WHAT YOU NEED TO DO:
Which lines include the word "определяемые"? Copy each of them.

# Start of WORKING DATA

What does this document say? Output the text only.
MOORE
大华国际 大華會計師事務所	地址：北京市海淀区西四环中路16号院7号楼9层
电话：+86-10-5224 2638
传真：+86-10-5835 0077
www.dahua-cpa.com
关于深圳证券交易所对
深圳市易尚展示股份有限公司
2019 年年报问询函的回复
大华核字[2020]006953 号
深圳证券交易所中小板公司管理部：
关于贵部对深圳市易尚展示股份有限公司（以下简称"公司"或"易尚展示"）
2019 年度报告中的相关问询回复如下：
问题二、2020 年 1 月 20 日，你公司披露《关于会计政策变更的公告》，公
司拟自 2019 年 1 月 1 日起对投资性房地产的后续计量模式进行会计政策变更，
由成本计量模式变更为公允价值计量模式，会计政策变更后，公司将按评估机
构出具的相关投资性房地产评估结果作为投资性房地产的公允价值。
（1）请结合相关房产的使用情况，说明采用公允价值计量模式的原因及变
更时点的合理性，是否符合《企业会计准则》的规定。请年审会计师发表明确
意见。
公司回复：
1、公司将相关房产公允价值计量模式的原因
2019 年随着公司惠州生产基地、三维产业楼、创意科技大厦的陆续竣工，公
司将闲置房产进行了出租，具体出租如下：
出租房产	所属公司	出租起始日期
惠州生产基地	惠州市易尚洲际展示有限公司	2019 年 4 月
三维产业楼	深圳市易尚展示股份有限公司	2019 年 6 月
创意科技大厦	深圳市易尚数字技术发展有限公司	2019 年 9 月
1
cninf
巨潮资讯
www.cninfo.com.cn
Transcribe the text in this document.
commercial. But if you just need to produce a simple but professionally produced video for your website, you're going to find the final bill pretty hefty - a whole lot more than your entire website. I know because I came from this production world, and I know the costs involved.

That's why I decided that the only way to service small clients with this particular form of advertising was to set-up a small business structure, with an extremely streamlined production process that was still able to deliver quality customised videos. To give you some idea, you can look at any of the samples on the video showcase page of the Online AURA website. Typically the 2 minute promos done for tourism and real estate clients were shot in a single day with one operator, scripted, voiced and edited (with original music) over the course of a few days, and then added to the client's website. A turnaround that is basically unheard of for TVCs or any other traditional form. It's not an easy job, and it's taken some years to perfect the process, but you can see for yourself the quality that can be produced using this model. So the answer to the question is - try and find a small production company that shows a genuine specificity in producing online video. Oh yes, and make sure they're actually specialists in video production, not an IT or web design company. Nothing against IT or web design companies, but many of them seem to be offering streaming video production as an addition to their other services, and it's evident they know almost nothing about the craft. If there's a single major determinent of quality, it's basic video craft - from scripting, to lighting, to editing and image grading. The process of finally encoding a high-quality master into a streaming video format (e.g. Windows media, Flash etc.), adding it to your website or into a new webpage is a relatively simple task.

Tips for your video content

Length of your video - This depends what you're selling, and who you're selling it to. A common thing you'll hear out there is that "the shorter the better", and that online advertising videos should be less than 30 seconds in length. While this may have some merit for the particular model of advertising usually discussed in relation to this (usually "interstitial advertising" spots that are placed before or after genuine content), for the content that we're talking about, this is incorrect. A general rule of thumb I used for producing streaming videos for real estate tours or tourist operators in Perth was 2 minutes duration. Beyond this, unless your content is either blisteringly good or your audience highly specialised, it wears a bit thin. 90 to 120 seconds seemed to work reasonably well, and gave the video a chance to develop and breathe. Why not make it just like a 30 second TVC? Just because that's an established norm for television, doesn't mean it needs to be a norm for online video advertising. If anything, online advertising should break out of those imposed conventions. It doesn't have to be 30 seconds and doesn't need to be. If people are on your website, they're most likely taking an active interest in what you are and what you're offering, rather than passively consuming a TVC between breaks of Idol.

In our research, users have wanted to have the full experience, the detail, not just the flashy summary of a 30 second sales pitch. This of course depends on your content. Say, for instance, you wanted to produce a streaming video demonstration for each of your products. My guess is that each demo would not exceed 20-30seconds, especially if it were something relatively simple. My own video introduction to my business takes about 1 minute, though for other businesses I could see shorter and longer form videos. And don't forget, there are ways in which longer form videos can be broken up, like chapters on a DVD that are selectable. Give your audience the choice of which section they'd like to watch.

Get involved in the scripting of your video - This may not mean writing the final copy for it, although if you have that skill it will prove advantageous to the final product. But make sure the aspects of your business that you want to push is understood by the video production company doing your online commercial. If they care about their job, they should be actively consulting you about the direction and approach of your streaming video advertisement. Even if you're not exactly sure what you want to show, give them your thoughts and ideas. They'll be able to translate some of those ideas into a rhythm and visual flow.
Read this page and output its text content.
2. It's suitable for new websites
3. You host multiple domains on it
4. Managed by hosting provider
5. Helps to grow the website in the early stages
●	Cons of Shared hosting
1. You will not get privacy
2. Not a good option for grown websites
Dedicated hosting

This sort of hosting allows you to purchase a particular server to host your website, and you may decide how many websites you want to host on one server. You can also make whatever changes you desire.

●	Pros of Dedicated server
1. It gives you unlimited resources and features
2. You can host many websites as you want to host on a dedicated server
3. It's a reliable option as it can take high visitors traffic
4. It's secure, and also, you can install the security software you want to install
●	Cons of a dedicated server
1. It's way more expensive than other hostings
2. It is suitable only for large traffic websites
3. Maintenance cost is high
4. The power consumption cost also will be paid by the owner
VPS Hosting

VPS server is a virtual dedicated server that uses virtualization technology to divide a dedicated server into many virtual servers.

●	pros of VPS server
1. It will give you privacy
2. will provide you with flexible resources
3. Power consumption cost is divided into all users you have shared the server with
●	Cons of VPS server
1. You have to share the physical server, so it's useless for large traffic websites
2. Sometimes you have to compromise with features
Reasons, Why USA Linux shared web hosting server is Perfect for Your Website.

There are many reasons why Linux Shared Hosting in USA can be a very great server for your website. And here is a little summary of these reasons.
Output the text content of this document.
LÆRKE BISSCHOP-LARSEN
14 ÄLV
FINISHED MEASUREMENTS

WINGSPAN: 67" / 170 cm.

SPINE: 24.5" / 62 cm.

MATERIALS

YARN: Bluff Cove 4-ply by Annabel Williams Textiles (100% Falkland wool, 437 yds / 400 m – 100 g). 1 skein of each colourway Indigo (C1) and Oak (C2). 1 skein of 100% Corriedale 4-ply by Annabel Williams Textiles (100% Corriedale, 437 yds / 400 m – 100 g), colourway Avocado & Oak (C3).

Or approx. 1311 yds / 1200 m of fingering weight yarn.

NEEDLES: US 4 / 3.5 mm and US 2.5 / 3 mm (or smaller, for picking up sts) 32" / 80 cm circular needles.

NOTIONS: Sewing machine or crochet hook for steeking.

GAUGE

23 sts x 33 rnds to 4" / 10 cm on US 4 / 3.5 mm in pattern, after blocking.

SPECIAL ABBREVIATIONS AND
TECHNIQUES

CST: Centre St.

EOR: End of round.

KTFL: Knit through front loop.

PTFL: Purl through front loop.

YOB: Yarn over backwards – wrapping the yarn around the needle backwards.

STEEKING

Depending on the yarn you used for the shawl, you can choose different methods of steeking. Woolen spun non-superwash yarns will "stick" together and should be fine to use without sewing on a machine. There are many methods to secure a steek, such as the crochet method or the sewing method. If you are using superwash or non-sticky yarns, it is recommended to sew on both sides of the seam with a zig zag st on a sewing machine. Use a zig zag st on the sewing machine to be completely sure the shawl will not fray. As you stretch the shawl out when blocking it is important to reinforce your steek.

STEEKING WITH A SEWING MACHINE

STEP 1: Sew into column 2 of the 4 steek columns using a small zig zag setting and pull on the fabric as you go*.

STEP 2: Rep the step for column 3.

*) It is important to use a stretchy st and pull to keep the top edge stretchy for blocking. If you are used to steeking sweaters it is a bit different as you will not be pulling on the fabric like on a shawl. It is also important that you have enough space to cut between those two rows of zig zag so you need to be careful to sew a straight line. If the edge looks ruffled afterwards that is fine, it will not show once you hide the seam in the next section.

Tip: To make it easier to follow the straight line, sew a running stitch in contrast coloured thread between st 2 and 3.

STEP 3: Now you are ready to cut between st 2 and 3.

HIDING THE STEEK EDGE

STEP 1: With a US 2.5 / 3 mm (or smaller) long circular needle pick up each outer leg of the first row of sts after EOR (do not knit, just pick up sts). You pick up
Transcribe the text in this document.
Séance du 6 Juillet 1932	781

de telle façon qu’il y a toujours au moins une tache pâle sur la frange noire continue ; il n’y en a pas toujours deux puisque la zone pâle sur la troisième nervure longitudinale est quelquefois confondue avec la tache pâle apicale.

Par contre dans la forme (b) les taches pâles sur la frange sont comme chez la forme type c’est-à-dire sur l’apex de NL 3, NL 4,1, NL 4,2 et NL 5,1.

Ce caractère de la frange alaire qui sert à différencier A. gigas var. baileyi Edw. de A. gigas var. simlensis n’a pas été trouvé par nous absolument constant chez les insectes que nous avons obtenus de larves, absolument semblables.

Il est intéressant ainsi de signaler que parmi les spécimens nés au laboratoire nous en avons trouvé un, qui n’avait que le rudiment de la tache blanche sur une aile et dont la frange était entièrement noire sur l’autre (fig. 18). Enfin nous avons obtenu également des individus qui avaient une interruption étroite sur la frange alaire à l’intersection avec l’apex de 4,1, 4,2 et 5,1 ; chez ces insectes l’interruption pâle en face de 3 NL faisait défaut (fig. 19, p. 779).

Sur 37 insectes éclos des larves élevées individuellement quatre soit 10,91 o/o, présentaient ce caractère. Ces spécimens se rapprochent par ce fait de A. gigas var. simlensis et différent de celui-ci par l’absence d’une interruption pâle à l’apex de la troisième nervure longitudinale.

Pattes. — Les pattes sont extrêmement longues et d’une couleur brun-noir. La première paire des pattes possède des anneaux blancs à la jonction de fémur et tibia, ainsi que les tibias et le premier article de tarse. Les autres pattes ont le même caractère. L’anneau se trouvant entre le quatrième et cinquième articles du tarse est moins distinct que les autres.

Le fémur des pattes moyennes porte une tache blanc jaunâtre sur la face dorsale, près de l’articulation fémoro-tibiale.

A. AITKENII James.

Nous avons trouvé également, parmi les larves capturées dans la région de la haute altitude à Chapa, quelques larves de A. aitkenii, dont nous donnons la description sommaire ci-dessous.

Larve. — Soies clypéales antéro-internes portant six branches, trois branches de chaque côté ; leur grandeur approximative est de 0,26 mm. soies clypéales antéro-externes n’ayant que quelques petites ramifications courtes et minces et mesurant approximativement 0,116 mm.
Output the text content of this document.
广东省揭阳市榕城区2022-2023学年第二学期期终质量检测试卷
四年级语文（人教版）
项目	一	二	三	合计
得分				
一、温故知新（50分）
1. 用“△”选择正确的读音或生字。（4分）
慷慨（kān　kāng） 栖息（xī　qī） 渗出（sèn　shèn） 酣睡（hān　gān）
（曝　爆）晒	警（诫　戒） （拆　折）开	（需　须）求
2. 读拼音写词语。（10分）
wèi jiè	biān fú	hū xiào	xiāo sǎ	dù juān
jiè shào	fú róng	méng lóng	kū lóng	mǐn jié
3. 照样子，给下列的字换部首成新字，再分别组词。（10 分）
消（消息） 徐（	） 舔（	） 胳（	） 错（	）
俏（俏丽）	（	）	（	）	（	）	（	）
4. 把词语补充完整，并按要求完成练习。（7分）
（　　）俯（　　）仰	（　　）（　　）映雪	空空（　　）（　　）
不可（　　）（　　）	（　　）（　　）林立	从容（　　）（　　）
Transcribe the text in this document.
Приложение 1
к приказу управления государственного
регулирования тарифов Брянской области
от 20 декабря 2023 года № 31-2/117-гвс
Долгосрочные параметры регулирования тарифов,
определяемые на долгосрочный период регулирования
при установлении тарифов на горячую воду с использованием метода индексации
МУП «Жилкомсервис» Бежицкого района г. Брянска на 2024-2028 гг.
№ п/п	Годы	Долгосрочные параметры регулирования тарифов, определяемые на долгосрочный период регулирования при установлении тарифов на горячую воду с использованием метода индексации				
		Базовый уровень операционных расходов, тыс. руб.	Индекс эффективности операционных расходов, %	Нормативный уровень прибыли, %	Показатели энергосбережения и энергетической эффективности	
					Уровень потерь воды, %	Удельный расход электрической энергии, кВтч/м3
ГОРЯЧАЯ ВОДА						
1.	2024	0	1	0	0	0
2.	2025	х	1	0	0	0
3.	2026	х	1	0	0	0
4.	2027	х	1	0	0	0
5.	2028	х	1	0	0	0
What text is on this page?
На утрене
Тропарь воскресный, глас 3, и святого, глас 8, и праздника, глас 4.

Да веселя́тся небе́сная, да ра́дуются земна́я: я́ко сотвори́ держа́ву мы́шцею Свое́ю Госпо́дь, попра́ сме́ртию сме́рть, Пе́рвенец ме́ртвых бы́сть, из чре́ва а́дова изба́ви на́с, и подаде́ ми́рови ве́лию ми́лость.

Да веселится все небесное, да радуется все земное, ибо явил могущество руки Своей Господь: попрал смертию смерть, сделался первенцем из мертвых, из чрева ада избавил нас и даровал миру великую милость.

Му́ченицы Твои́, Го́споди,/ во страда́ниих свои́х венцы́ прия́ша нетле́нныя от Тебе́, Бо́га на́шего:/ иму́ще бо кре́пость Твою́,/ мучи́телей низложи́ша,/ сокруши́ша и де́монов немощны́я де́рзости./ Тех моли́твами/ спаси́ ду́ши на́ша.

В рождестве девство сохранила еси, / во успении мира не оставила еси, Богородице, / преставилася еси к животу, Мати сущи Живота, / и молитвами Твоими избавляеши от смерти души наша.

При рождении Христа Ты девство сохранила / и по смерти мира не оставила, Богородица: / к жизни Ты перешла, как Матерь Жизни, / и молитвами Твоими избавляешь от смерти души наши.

# End of WORKING DATA

RESPONSE TO THE EXERCISE:
определяемые на долгосрочный период регулирования
№ п/п	Годы	Долгосрочные параметры регулирования тарифов, определяемые на долгосрочный период регулирования при установлении тарифов на горячую воду с использованием метода индексации				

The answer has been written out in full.